# STATED TASK
Reproduce each line that includes the word "Participation".

Entries with figure data
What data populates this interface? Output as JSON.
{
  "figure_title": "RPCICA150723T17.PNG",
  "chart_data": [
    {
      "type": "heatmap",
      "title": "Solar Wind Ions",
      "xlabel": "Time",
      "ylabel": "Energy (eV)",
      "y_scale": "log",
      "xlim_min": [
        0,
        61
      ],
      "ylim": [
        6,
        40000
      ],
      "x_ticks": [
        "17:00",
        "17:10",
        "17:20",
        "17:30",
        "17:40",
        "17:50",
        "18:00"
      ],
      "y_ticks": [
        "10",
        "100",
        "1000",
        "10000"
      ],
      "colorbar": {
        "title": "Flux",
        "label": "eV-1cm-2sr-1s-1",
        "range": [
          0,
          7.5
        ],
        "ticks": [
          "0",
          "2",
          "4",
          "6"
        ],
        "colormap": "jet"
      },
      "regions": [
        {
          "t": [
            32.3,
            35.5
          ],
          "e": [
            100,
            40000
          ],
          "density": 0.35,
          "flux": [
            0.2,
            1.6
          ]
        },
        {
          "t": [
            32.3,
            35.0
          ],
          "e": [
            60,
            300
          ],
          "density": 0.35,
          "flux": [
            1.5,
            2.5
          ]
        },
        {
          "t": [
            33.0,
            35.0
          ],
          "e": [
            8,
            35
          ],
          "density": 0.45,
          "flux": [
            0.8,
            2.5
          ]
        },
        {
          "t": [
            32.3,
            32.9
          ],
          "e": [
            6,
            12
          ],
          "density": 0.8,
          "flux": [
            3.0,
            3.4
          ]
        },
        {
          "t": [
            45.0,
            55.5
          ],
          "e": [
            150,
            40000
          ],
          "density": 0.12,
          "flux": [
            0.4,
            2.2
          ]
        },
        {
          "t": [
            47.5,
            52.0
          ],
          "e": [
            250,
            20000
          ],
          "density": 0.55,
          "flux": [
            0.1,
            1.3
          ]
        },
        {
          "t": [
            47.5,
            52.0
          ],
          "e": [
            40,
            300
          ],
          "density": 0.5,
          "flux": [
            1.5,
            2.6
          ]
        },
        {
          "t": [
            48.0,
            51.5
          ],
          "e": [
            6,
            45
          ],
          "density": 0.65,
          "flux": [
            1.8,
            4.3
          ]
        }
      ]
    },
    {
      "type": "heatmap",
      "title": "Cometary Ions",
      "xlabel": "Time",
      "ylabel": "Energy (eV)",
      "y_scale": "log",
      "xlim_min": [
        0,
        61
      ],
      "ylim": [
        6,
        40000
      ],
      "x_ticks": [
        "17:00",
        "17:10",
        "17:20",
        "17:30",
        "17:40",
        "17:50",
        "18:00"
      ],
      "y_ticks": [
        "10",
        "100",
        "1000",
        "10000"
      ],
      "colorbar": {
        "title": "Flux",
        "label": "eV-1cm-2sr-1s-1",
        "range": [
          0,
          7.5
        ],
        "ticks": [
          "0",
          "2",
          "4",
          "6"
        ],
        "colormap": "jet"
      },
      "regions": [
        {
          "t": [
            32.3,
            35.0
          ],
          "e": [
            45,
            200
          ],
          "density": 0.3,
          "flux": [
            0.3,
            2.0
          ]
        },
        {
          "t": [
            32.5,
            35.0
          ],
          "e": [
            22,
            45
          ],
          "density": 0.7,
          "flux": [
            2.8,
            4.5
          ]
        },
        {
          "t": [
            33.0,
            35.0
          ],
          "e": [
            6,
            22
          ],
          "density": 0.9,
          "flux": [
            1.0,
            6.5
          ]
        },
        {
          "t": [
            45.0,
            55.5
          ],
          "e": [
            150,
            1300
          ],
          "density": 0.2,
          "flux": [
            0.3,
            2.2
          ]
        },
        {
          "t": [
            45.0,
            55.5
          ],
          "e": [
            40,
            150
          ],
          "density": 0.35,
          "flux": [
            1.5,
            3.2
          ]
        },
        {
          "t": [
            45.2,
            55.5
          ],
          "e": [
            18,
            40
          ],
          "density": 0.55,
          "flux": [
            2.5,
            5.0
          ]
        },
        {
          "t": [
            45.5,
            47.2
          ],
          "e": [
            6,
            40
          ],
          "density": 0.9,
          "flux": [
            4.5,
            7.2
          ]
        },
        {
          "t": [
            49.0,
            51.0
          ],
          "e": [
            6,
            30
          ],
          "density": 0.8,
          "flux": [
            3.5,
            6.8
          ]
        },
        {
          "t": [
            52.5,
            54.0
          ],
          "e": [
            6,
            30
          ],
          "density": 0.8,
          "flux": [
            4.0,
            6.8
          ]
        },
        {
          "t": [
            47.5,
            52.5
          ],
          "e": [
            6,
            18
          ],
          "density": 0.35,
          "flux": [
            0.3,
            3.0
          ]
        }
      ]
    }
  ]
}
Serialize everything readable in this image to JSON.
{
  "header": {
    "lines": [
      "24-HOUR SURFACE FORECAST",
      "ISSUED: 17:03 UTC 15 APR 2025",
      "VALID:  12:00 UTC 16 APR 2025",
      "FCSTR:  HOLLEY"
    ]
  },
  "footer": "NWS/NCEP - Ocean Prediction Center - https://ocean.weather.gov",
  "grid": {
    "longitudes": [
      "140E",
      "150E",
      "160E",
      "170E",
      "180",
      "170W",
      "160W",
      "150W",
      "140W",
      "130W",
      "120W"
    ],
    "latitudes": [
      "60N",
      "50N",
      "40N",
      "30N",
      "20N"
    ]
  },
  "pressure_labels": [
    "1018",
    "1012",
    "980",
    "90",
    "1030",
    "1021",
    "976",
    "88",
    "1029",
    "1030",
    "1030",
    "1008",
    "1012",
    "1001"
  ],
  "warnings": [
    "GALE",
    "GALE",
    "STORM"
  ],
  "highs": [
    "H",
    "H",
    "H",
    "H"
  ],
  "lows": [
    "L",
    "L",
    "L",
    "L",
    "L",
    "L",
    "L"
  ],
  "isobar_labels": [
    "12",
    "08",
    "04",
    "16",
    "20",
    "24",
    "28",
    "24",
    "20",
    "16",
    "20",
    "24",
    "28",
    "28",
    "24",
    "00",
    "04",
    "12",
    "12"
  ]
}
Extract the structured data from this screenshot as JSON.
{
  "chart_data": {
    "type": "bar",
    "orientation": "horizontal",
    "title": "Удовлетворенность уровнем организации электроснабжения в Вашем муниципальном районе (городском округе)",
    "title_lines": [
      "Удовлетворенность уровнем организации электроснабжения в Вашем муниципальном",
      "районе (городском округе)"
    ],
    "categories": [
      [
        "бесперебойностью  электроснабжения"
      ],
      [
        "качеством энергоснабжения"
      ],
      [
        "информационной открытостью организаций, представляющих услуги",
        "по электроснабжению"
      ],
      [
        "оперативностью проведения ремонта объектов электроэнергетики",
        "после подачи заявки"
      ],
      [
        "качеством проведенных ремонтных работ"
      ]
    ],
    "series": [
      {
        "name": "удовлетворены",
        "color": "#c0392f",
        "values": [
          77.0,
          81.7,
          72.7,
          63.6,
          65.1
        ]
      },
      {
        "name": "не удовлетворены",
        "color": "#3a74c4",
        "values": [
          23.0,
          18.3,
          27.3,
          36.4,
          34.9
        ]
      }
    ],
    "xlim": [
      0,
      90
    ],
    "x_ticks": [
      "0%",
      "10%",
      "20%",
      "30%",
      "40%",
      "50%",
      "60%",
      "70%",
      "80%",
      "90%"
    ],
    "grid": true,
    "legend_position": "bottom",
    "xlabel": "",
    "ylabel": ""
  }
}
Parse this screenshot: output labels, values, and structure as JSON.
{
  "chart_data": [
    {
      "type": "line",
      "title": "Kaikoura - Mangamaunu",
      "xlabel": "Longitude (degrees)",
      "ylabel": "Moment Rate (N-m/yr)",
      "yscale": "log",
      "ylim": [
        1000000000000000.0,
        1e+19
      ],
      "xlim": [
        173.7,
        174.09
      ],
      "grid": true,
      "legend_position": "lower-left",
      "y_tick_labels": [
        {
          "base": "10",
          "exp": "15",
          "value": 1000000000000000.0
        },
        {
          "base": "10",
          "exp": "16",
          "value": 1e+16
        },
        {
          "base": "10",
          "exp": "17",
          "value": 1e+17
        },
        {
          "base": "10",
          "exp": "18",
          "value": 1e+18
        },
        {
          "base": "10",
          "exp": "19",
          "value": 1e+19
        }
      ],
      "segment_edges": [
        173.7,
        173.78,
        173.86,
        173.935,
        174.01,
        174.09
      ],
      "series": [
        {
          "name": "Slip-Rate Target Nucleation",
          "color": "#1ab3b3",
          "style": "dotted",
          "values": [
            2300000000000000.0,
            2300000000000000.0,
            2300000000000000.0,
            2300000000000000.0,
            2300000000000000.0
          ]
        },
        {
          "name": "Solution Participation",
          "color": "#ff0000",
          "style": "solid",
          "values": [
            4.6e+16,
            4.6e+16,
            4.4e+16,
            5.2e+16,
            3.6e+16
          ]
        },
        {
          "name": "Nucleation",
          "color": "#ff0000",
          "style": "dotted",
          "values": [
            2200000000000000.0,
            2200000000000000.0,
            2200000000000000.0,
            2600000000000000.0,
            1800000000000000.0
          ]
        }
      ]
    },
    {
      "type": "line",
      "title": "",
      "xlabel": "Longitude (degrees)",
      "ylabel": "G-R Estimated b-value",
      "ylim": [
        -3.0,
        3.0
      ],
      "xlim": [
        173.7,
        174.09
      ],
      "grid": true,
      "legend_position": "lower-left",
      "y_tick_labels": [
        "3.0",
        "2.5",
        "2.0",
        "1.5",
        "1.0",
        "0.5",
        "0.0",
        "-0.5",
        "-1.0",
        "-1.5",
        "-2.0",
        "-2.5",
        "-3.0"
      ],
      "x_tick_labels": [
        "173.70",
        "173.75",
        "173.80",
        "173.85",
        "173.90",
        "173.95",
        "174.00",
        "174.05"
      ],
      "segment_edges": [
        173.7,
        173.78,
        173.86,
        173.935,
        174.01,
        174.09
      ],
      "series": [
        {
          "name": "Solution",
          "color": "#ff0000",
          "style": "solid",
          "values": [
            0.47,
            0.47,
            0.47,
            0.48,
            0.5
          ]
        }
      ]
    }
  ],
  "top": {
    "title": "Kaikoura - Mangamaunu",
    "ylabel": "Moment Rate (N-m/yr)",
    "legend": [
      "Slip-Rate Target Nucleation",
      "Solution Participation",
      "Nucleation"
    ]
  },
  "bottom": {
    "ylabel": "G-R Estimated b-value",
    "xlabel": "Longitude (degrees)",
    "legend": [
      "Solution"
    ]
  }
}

# ANSWER
          "name": "Solution Participation",
      "Solution Participation",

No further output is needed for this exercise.